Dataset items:
══════════════════════════════

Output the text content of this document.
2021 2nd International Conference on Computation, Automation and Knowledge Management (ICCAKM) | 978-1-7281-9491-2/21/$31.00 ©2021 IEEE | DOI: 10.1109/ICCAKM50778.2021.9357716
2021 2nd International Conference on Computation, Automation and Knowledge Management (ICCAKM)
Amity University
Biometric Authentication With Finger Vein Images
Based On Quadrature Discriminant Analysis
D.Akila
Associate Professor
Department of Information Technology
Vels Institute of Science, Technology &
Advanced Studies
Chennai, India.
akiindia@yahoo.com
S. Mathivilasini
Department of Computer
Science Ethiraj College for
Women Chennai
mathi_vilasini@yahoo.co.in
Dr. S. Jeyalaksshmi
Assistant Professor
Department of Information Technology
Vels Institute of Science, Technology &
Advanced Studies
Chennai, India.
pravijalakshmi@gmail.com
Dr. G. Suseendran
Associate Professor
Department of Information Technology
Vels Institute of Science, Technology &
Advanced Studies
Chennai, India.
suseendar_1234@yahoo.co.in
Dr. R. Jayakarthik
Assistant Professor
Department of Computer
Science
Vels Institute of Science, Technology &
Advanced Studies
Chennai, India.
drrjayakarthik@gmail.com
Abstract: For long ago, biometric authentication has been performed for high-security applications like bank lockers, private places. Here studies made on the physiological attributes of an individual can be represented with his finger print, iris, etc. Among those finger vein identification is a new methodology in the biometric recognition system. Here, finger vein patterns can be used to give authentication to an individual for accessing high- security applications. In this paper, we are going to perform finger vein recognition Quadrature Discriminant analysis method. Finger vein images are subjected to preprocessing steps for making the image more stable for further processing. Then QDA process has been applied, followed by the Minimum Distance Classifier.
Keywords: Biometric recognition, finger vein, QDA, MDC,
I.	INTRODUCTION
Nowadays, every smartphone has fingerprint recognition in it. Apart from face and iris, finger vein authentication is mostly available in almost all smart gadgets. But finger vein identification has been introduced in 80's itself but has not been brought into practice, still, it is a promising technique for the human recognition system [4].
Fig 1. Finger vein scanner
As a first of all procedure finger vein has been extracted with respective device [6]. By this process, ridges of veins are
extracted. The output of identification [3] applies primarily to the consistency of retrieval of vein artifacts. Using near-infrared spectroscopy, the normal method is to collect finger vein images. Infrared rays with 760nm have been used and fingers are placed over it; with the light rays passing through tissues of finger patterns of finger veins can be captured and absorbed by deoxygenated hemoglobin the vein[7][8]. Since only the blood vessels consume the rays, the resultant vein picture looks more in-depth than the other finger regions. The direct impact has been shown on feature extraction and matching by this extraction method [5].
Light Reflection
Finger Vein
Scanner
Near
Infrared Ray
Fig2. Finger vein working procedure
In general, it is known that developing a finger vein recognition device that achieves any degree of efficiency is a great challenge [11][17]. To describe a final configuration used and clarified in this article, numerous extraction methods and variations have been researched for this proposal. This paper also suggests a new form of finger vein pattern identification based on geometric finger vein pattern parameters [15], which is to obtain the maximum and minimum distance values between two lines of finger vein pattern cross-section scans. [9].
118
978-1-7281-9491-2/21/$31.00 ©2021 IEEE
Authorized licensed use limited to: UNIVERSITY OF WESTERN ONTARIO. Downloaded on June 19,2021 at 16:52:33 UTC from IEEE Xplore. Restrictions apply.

══════════════════════════════

• [WHAT THE TASK REQUIRES]:
Transcribe the full listing above without leaving anything out.

• [SOLUTION FOR THIS TASK]:
Output the text content of this document.
2021 2nd International Conference on Computation, Automation and Knowledge Management (ICCAKM) | 978-1-7281-9491-2/21/$31.00 ©2021 IEEE | DOI: 10.1109/ICCAKM50778.2021.9357716
2021 2nd International Conference on Computation, Automation and Knowledge Management (ICCAKM)
Amity University
Biometric Authentication With Finger Vein Images
Based On Quadrature Discriminant Analysis
D.Akila
Associate Professor
Department of Information Technology
Vels Institute of Science, Technology &
Advanced Studies
Chennai, India.
akiindia@yahoo.com
S. Mathivilasini
Department of Computer
Science Ethiraj College for
Women Chennai
mathi_vilasini@yahoo.co.in
Dr. S. Jeyalaksshmi
Assistant Professor
Department of Information Technology
Vels Institute of Science, Technology &
Advanced Studies
Chennai, India.
pravijalakshmi@gmail.com
Dr. G. Suseendran
Associate Professor
Department of Information Technology
Vels Institute of Science, Technology &
Advanced Studies
Chennai, India.
suseendar_1234@yahoo.co.in
Dr. R. Jayakarthik
Assistant Professor
Department of Computer
Science
Vels Institute of Science, Technology &
Advanced Studies
Chennai, India.
drrjayakarthik@gmail.com
Abstract: For long ago, biometric authentication has been performed for high-security applications like bank lockers, private places. Here studies made on the physiological attributes of an individual can be represented with his finger print, iris, etc. Among those finger vein identification is a new methodology in the biometric recognition system. Here, finger vein patterns can be used to give authentication to an individual for accessing high- security applications. In this paper, we are going to perform finger vein recognition Quadrature Discriminant analysis method. Finger vein images are subjected to preprocessing steps for making the image more stable for further processing. Then QDA process has been applied, followed by the Minimum Distance Classifier.
Keywords: Biometric recognition, finger vein, QDA, MDC,
I.	INTRODUCTION
Nowadays, every smartphone has fingerprint recognition in it. Apart from face and iris, finger vein authentication is mostly available in almost all smart gadgets. But finger vein identification has been introduced in 80's itself but has not been brought into practice, still, it is a promising technique for the human recognition system [4].
Fig 1. Finger vein scanner
As a first of all procedure finger vein has been extracted with respective device [6]. By this process, ridges of veins are
extracted. The output of identification [3] applies primarily to the consistency of retrieval of vein artifacts. Using near-infrared spectroscopy, the normal method is to collect finger vein images. Infrared rays with 760nm have been used and fingers are placed over it; with the light rays passing through tissues of finger patterns of finger veins can be captured and absorbed by deoxygenated hemoglobin the vein[7][8]. Since only the blood vessels consume the rays, the resultant vein picture looks more in-depth than the other finger regions. The direct impact has been shown on feature extraction and matching by this extraction method [5].
Light Reflection
Finger Vein
Scanner
Near
Infrared Ray
Fig2. Finger vein working procedure
In general, it is known that developing a finger vein recognition device that achieves any degree of efficiency is a great challenge [11][17]. To describe a final configuration used and clarified in this article, numerous extraction methods and variations have been researched for this proposal. This paper also suggests a new form of finger vein pattern identification based on geometric finger vein pattern parameters [15], which is to obtain the maximum and minimum distance values between two lines of finger vein pattern cross-section scans. [9].
118
978-1-7281-9491-2/21/$31.00 ©2021 IEEE
Authorized licensed use limited to: UNIVERSITY OF WESTERN ONTARIO. Downloaded on June 19,2021 at 16:52:33 UTC from IEEE Xplore. Restrictions apply.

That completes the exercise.